▶ **Exercise material**
%%
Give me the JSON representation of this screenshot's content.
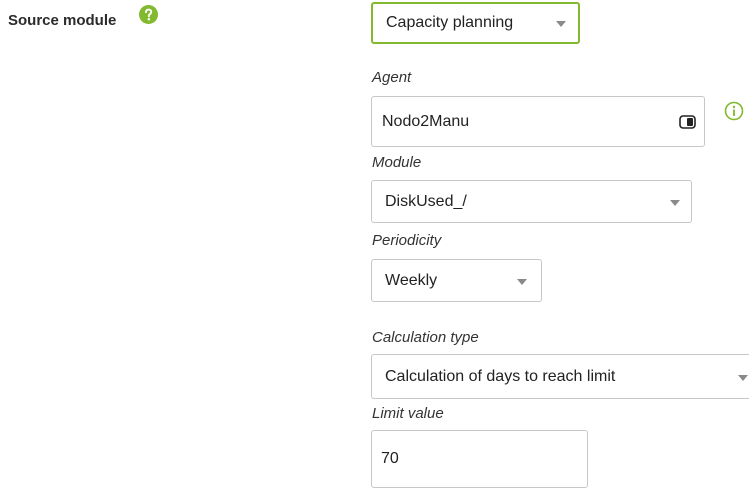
{
  "source": {
    "label": "Source module",
    "selected": "Capacity planning"
  },
  "agent": {
    "label": "Agent",
    "value": "Nodo2Manu"
  },
  "module": {
    "label": "Module",
    "selected": "DiskUsed_/"
  },
  "periodicity": {
    "label": "Periodicity",
    "selected": "Weekly"
  },
  "calculation": {
    "label": "Calculation type",
    "selected": "Calculation of days to reach limit"
  },
  "limit": {
    "label": "Limit value",
    "value": "70"
  },
  "colors": {
    "accent_green": "#82b92e",
    "help_icon": "#82b92e",
    "border": "#c7c7c7"
  },
  "icons": {
    "help": "help-icon",
    "info": "info-icon",
    "agent_field": "cursor-icon",
    "dropdown": "caret-down-icon"
  }
}
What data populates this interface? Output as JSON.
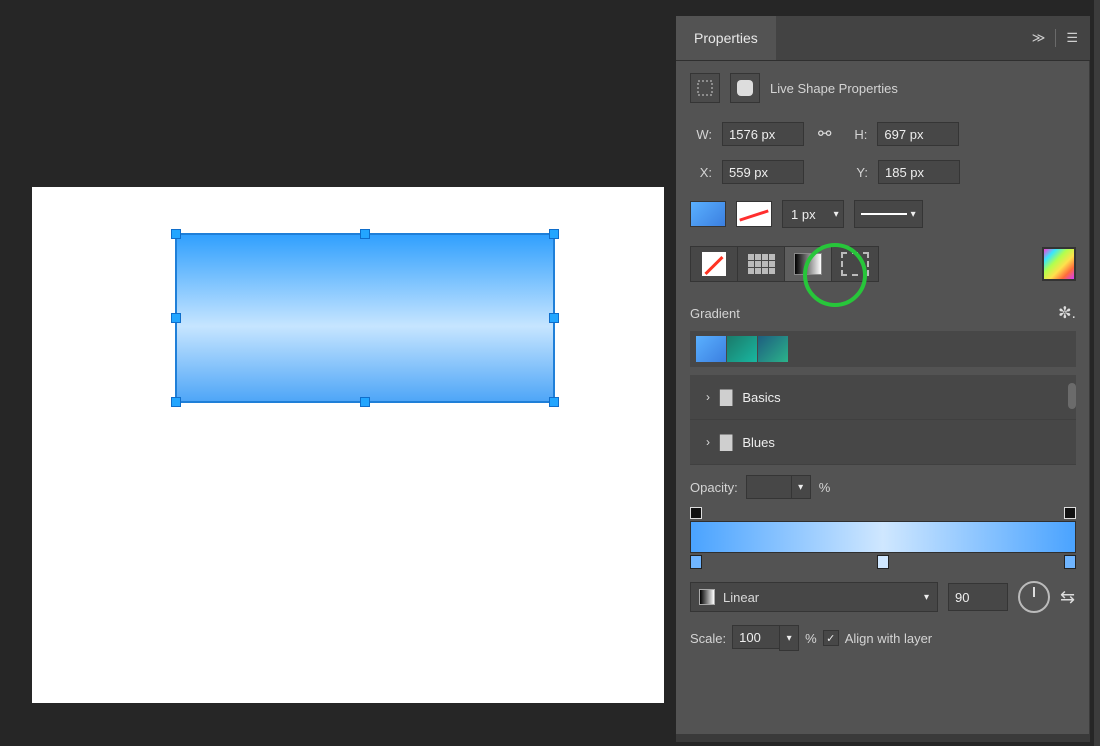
%%
▶ **Goal of the exercise**
Find every line in the records above that holds the word "value", and copy each one.

▶ **Result**
    "value": "Nodo2Manu"
    "label": "Limit value",
    "value": "70"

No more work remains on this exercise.